What is asked:
Restate, word for word, every line of the data.

►

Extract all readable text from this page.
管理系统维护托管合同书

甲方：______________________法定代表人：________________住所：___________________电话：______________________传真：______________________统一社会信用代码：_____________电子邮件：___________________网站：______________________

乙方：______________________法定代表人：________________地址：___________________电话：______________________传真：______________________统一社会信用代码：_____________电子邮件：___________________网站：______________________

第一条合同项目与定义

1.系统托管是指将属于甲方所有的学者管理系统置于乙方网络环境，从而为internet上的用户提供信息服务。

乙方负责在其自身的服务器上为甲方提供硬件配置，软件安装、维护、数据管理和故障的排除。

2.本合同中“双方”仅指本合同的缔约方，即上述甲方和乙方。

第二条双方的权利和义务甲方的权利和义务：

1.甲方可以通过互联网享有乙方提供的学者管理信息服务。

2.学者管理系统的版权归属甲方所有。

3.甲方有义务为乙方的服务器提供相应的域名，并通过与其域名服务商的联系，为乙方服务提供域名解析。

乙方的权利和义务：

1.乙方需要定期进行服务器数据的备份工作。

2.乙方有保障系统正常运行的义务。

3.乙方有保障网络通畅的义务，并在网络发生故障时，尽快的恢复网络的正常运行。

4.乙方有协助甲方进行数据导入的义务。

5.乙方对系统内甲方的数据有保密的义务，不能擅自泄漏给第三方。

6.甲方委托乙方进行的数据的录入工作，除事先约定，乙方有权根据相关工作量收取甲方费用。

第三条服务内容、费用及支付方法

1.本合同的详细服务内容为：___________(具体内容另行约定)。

◄

Answer to the problem:
Extract all readable text from this page.
管理系统维护托管合同书

甲方：______________________法定代表人：________________住所：___________________电话：______________________传真：______________________统一社会信用代码：_____________电子邮件：___________________网站：______________________

乙方：______________________法定代表人：________________地址：___________________电话：______________________传真：______________________统一社会信用代码：_____________电子邮件：___________________网站：______________________

第一条合同项目与定义

1.系统托管是指将属于甲方所有的学者管理系统置于乙方网络环境，从而为internet上的用户提供信息服务。

乙方负责在其自身的服务器上为甲方提供硬件配置，软件安装、维护、数据管理和故障的排除。

2.本合同中“双方”仅指本合同的缔约方，即上述甲方和乙方。

第二条双方的权利和义务甲方的权利和义务：

1.甲方可以通过互联网享有乙方提供的学者管理信息服务。

2.学者管理系统的版权归属甲方所有。

3.甲方有义务为乙方的服务器提供相应的域名，并通过与其域名服务商的联系，为乙方服务提供域名解析。

乙方的权利和义务：

1.乙方需要定期进行服务器数据的备份工作。

2.乙方有保障系统正常运行的义务。

3.乙方有保障网络通畅的义务，并在网络发生故障时，尽快的恢复网络的正常运行。

4.乙方有协助甲方进行数据导入的义务。

5.乙方对系统内甲方的数据有保密的义务，不能擅自泄漏给第三方。

6.甲方委托乙方进行的数据的录入工作，除事先约定，乙方有权根据相关工作量收取甲方费用。

第三条服务内容、费用及支付方法

1.本合同的详细服务内容为：___________(具体内容另行约定)。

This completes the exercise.